Copy every line of the material below word for word.

..........

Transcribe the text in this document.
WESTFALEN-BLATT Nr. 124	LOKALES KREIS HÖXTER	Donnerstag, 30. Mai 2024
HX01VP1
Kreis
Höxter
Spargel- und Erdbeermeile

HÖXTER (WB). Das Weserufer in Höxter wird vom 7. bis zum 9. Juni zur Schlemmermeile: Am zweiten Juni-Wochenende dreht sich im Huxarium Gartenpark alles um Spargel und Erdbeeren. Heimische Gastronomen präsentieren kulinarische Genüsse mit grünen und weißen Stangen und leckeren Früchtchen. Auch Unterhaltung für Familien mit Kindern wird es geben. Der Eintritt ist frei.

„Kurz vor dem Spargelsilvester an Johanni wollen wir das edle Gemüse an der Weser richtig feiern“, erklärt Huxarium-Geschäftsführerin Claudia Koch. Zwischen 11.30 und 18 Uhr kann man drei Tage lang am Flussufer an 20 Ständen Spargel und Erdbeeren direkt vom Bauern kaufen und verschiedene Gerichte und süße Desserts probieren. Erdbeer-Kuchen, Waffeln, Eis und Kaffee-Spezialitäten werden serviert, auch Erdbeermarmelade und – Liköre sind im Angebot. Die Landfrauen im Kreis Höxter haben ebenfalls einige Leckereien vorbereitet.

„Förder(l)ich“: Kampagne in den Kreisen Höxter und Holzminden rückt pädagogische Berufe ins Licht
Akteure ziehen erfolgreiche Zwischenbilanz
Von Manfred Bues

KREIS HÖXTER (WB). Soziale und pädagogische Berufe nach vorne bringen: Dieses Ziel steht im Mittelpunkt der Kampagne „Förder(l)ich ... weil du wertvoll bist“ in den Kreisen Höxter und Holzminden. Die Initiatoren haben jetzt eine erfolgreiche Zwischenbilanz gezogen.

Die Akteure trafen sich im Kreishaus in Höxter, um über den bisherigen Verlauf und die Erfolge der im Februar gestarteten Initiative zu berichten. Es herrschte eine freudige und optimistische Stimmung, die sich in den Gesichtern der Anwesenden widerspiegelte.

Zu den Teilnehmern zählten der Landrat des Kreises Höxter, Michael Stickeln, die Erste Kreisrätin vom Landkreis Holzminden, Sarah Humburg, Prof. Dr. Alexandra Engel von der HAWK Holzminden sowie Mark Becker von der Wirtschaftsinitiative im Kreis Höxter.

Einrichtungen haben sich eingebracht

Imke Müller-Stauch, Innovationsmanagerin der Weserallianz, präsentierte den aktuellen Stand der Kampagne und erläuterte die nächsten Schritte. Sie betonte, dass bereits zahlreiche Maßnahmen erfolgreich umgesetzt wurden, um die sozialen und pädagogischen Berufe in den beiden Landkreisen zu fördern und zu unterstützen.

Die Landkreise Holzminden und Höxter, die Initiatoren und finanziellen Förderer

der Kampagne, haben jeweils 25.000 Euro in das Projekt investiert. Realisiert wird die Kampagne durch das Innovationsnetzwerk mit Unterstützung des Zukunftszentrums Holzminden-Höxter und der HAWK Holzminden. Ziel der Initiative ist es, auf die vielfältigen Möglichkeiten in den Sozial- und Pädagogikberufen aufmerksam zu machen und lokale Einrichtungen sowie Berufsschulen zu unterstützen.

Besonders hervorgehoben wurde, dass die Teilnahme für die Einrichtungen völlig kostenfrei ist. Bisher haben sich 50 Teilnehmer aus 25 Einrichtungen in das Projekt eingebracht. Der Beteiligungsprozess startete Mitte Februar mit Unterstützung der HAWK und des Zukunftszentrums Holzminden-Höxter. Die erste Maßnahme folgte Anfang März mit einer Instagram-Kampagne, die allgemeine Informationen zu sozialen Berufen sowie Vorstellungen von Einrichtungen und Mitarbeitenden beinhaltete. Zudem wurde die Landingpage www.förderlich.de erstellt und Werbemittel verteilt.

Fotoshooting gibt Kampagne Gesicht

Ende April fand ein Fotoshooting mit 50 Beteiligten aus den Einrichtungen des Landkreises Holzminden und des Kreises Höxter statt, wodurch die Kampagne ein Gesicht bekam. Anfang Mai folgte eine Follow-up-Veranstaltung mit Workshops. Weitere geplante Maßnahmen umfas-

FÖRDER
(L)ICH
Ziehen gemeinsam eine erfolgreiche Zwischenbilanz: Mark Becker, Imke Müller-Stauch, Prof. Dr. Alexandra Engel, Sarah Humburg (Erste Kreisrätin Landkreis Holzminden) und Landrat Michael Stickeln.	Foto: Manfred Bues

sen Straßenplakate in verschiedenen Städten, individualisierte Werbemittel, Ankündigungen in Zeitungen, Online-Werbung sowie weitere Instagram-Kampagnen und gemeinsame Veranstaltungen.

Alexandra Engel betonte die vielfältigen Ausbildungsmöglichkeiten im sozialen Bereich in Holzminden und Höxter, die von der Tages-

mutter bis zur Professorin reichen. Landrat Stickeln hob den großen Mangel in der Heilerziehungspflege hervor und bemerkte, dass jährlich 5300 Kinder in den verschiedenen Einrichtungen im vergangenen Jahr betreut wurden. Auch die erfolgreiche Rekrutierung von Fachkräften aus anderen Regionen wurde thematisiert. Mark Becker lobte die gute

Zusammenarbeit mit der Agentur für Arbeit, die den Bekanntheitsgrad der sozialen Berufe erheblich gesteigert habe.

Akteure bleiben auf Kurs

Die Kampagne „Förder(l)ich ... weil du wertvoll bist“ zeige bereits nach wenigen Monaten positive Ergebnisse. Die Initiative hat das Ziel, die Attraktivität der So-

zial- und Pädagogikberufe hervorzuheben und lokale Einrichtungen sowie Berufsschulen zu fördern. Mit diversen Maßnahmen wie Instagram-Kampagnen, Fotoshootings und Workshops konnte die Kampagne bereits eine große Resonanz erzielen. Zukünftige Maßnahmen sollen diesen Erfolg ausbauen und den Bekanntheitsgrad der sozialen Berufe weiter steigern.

..........

• [Result]:
Transcribe the text in this document.
WESTFALEN-BLATT Nr. 124	LOKALES KREIS HÖXTER	Donnerstag, 30. Mai 2024
HX01VP1
Kreis
Höxter
Spargel- und Erdbeermeile

HÖXTER (WB). Das Weserufer in Höxter wird vom 7. bis zum 9. Juni zur Schlemmermeile: Am zweiten Juni-Wochenende dreht sich im Huxarium Gartenpark alles um Spargel und Erdbeeren. Heimische Gastronomen präsentieren kulinarische Genüsse mit grünen und weißen Stangen und leckeren Früchtchen. Auch Unterhaltung für Familien mit Kindern wird es geben. Der Eintritt ist frei.

„Kurz vor dem Spargelsilvester an Johanni wollen wir das edle Gemüse an der Weser richtig feiern“, erklärt Huxarium-Geschäftsführerin Claudia Koch. Zwischen 11.30 und 18 Uhr kann man drei Tage lang am Flussufer an 20 Ständen Spargel und Erdbeeren direkt vom Bauern kaufen und verschiedene Gerichte und süße Desserts probieren. Erdbeer-Kuchen, Waffeln, Eis und Kaffee-Spezialitäten werden serviert, auch Erdbeermarmelade und – Liköre sind im Angebot. Die Landfrauen im Kreis Höxter haben ebenfalls einige Leckereien vorbereitet.

„Förder(l)ich“: Kampagne in den Kreisen Höxter und Holzminden rückt pädagogische Berufe ins Licht
Akteure ziehen erfolgreiche Zwischenbilanz
Von Manfred Bues

KREIS HÖXTER (WB). Soziale und pädagogische Berufe nach vorne bringen: Dieses Ziel steht im Mittelpunkt der Kampagne „Förder(l)ich ... weil du wertvoll bist“ in den Kreisen Höxter und Holzminden. Die Initiatoren haben jetzt eine erfolgreiche Zwischenbilanz gezogen.

Die Akteure trafen sich im Kreishaus in Höxter, um über den bisherigen Verlauf und die Erfolge der im Februar gestarteten Initiative zu berichten. Es herrschte eine freudige und optimistische Stimmung, die sich in den Gesichtern der Anwesenden widerspiegelte.

Zu den Teilnehmern zählten der Landrat des Kreises Höxter, Michael Stickeln, die Erste Kreisrätin vom Landkreis Holzminden, Sarah Humburg, Prof. Dr. Alexandra Engel von der HAWK Holzminden sowie Mark Becker von der Wirtschaftsinitiative im Kreis Höxter.

Einrichtungen haben sich eingebracht

Imke Müller-Stauch, Innovationsmanagerin der Weserallianz, präsentierte den aktuellen Stand der Kampagne und erläuterte die nächsten Schritte. Sie betonte, dass bereits zahlreiche Maßnahmen erfolgreich umgesetzt wurden, um die sozialen und pädagogischen Berufe in den beiden Landkreisen zu fördern und zu unterstützen.

Die Landkreise Holzminden und Höxter, die Initiatoren und finanziellen Förderer

der Kampagne, haben jeweils 25.000 Euro in das Projekt investiert. Realisiert wird die Kampagne durch das Innovationsnetzwerk mit Unterstützung des Zukunftszentrums Holzminden-Höxter und der HAWK Holzminden. Ziel der Initiative ist es, auf die vielfältigen Möglichkeiten in den Sozial- und Pädagogikberufen aufmerksam zu machen und lokale Einrichtungen sowie Berufsschulen zu unterstützen.

Besonders hervorgehoben wurde, dass die Teilnahme für die Einrichtungen völlig kostenfrei ist. Bisher haben sich 50 Teilnehmer aus 25 Einrichtungen in das Projekt eingebracht. Der Beteiligungsprozess startete Mitte Februar mit Unterstützung der HAWK und des Zukunftszentrums Holzminden-Höxter. Die erste Maßnahme folgte Anfang März mit einer Instagram-Kampagne, die allgemeine Informationen zu sozialen Berufen sowie Vorstellungen von Einrichtungen und Mitarbeitenden beinhaltete. Zudem wurde die Landingpage www.förderlich.de erstellt und Werbemittel verteilt.

Fotoshooting gibt Kampagne Gesicht

Ende April fand ein Fotoshooting mit 50 Beteiligten aus den Einrichtungen des Landkreises Holzminden und des Kreises Höxter statt, wodurch die Kampagne ein Gesicht bekam. Anfang Mai folgte eine Follow-up-Veranstaltung mit Workshops. Weitere geplante Maßnahmen umfas-

FÖRDER
(L)ICH
Ziehen gemeinsam eine erfolgreiche Zwischenbilanz: Mark Becker, Imke Müller-Stauch, Prof. Dr. Alexandra Engel, Sarah Humburg (Erste Kreisrätin Landkreis Holzminden) und Landrat Michael Stickeln.	Foto: Manfred Bues

sen Straßenplakate in verschiedenen Städten, individualisierte Werbemittel, Ankündigungen in Zeitungen, Online-Werbung sowie weitere Instagram-Kampagnen und gemeinsame Veranstaltungen.

Alexandra Engel betonte die vielfältigen Ausbildungsmöglichkeiten im sozialen Bereich in Holzminden und Höxter, die von der Tages-

mutter bis zur Professorin reichen. Landrat Stickeln hob den großen Mangel in der Heilerziehungspflege hervor und bemerkte, dass jährlich 5300 Kinder in den verschiedenen Einrichtungen im vergangenen Jahr betreut wurden. Auch die erfolgreiche Rekrutierung von Fachkräften aus anderen Regionen wurde thematisiert. Mark Becker lobte die gute

Zusammenarbeit mit der Agentur für Arbeit, die den Bekanntheitsgrad der sozialen Berufe erheblich gesteigert habe.

Akteure bleiben auf Kurs

Die Kampagne „Förder(l)ich ... weil du wertvoll bist“ zeige bereits nach wenigen Monaten positive Ergebnisse. Die Initiative hat das Ziel, die Attraktivität der So-

zial- und Pädagogikberufe hervorzuheben und lokale Einrichtungen sowie Berufsschulen zu fördern. Mit diversen Maßnahmen wie Instagram-Kampagnen, Fotoshootings und Workshops konnte die Kampagne bereits eine große Resonanz erzielen. Zukünftige Maßnahmen sollen diesen Erfolg ausbauen und den Bekanntheitsgrad der sozialen Berufe weiter steigern.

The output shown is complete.